[Excerpted data]:

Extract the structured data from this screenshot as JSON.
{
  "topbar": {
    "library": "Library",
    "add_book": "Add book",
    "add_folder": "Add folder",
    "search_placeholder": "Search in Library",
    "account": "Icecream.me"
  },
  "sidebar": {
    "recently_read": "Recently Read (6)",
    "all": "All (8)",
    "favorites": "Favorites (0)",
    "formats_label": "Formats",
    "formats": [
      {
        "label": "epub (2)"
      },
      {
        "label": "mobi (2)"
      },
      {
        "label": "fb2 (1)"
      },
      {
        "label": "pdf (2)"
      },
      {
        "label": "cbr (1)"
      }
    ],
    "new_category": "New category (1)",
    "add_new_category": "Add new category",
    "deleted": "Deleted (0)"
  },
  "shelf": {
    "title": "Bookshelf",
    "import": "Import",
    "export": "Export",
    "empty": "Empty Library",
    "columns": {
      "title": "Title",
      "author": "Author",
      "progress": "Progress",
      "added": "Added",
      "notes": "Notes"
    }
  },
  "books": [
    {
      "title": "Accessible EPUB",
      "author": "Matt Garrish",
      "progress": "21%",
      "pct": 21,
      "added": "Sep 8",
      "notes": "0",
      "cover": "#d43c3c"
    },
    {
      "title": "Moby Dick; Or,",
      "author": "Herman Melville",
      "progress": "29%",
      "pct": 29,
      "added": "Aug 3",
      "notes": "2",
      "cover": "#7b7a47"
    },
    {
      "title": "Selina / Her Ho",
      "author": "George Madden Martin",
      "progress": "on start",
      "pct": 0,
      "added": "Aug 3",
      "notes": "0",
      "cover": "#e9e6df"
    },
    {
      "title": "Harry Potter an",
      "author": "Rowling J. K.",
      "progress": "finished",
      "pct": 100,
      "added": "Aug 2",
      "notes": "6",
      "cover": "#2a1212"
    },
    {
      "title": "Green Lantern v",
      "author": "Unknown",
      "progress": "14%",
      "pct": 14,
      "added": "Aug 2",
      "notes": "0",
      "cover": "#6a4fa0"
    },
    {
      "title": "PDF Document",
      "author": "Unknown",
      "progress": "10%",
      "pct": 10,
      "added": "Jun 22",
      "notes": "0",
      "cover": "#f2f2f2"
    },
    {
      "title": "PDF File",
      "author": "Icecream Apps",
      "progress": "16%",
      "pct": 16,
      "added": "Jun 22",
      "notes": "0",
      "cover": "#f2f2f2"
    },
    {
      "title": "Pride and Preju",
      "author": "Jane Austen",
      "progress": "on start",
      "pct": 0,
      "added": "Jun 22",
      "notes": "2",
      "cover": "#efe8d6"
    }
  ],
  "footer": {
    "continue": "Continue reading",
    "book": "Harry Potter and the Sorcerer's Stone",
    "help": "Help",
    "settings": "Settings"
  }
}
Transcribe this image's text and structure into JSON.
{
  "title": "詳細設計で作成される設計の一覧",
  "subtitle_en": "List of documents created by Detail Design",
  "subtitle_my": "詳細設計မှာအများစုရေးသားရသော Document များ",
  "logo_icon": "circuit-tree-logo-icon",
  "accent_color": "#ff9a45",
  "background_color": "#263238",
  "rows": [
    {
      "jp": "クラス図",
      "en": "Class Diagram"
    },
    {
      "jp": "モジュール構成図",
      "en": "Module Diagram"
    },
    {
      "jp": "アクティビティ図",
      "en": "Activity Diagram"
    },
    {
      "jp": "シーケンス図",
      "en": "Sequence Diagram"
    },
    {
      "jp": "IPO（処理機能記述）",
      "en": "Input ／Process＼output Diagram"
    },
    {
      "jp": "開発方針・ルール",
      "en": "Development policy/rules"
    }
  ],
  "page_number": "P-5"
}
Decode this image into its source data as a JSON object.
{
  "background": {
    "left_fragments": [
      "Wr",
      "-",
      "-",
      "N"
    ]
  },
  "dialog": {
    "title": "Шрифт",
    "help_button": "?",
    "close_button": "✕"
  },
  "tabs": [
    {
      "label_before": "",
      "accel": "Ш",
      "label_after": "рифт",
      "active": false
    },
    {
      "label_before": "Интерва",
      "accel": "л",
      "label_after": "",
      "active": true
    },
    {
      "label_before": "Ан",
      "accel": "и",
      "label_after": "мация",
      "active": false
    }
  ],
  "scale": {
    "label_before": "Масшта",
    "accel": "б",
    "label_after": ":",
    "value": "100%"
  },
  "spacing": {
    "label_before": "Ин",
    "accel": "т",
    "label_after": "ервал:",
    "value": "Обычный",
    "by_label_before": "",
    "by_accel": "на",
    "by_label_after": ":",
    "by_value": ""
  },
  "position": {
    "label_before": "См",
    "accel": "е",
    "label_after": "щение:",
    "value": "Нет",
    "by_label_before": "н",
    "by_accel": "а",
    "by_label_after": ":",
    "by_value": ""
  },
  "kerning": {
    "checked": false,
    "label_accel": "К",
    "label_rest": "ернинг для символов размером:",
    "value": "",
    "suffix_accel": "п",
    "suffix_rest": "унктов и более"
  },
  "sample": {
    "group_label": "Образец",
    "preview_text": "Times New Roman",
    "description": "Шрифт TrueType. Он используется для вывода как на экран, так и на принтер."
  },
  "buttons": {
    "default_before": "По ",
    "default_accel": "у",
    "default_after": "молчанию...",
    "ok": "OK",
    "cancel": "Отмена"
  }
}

[What to produce]:
Return the entries above exactly, each one complete.

[Solution]:
Extract the structured data from this screenshot as JSON.
{
  "topbar": {
    "library": "Library",
    "add_book": "Add book",
    "add_folder": "Add folder",
    "search_placeholder": "Search in Library",
    "account": "Icecream.me"
  },
  "sidebar": {
    "recently_read": "Recently Read (6)",
    "all": "All (8)",
    "favorites": "Favorites (0)",
    "formats_label": "Formats",
    "formats": [
      {
        "label": "epub (2)"
      },
      {
        "label": "mobi (2)"
      },
      {
        "label": "fb2 (1)"
      },
      {
        "label": "pdf (2)"
      },
      {
        "label": "cbr (1)"
      }
    ],
    "new_category": "New category (1)",
    "add_new_category": "Add new category",
    "deleted": "Deleted (0)"
  },
  "shelf": {
    "title": "Bookshelf",
    "import": "Import",
    "export": "Export",
    "empty": "Empty Library",
    "columns": {
      "title": "Title",
      "author": "Author",
      "progress": "Progress",
      "added": "Added",
      "notes": "Notes"
    }
  },
  "books": [
    {
      "title": "Accessible EPUB",
      "author": "Matt Garrish",
      "progress": "21%",
      "pct": 21,
      "added": "Sep 8",
      "notes": "0",
      "cover": "#d43c3c"
    },
    {
      "title": "Moby Dick; Or,",
      "author": "Herman Melville",
      "progress": "29%",
      "pct": 29,
      "added": "Aug 3",
      "notes": "2",
      "cover": "#7b7a47"
    },
    {
      "title": "Selina / Her Ho",
      "author": "George Madden Martin",
      "progress": "on start",
      "pct": 0,
      "added": "Aug 3",
      "notes": "0",
      "cover": "#e9e6df"
    },
    {
      "title": "Harry Potter an",
      "author": "Rowling J. K.",
      "progress": "finished",
      "pct": 100,
      "added": "Aug 2",
      "notes": "6",
      "cover": "#2a1212"
    },
    {
      "title": "Green Lantern v",
      "author": "Unknown",
      "progress": "14%",
      "pct": 14,
      "added": "Aug 2",
      "notes": "0",
      "cover": "#6a4fa0"
    },
    {
      "title": "PDF Document",
      "author": "Unknown",
      "progress": "10%",
      "pct": 10,
      "added": "Jun 22",
      "notes": "0",
      "cover": "#f2f2f2"
    },
    {
      "title": "PDF File",
      "author": "Icecream Apps",
      "progress": "16%",
      "pct": 16,
      "added": "Jun 22",
      "notes": "0",
      "cover": "#f2f2f2"
    },
    {
      "title": "Pride and Preju",
      "author": "Jane Austen",
      "progress": "on start",
      "pct": 0,
      "added": "Jun 22",
      "notes": "2",
      "cover": "#efe8d6"
    }
  ],
  "footer": {
    "continue": "Continue reading",
    "book": "Harry Potter and the Sorcerer's Stone",
    "help": "Help",
    "settings": "Settings"
  }
}
Transcribe this image's text and structure into JSON.
{
  "title": "詳細設計で作成される設計の一覧",
  "subtitle_en": "List of documents created by Detail Design",
  "subtitle_my": "詳細設計မှာအများစုရေးသားရသော Document များ",
  "logo_icon": "circuit-tree-logo-icon",
  "accent_color": "#ff9a45",
  "background_color": "#263238",
  "rows": [
    {
      "jp": "クラス図",
      "en": "Class Diagram"
    },
    {
      "jp": "モジュール構成図",
      "en": "Module Diagram"
    },
    {
      "jp": "アクティビティ図",
      "en": "Activity Diagram"
    },
    {
      "jp": "シーケンス図",
      "en": "Sequence Diagram"
    },
    {
      "jp": "IPO（処理機能記述）",
      "en": "Input ／Process＼output Diagram"
    },
    {
      "jp": "開発方針・ルール",
      "en": "Development policy/rules"
    }
  ],
  "page_number": "P-5"
}
Decode this image into its source data as a JSON object.
{
  "background": {
    "left_fragments": [
      "Wr",
      "-",
      "-",
      "N"
    ]
  },
  "dialog": {
    "title": "Шрифт",
    "help_button": "?",
    "close_button": "✕"
  },
  "tabs": [
    {
      "label_before": "",
      "accel": "Ш",
      "label_after": "рифт",
      "active": false
    },
    {
      "label_before": "Интерва",
      "accel": "л",
      "label_after": "",
      "active": true
    },
    {
      "label_before": "Ан",
      "accel": "и",
      "label_after": "мация",
      "active": false
    }
  ],
  "scale": {
    "label_before": "Масшта",
    "accel": "б",
    "label_after": ":",
    "value": "100%"
  },
  "spacing": {
    "label_before": "Ин",
    "accel": "т",
    "label_after": "ервал:",
    "value": "Обычный",
    "by_label_before": "",
    "by_accel": "на",
    "by_label_after": ":",
    "by_value": ""
  },
  "position": {
    "label_before": "См",
    "accel": "е",
    "label_after": "щение:",
    "value": "Нет",
    "by_label_before": "н",
    "by_accel": "а",
    "by_label_after": ":",
    "by_value": ""
  },
  "kerning": {
    "checked": false,
    "label_accel": "К",
    "label_rest": "ернинг для символов размером:",
    "value": "",
    "suffix_accel": "п",
    "suffix_rest": "унктов и более"
  },
  "sample": {
    "group_label": "Образец",
    "preview_text": "Times New Roman",
    "description": "Шрифт TrueType. Он используется для вывода как на экран, так и на принтер."
  },
  "buttons": {
    "default_before": "По ",
    "default_accel": "у",
    "default_after": "молчанию...",
    "ok": "OK",
    "cancel": "Отмена"
  }
}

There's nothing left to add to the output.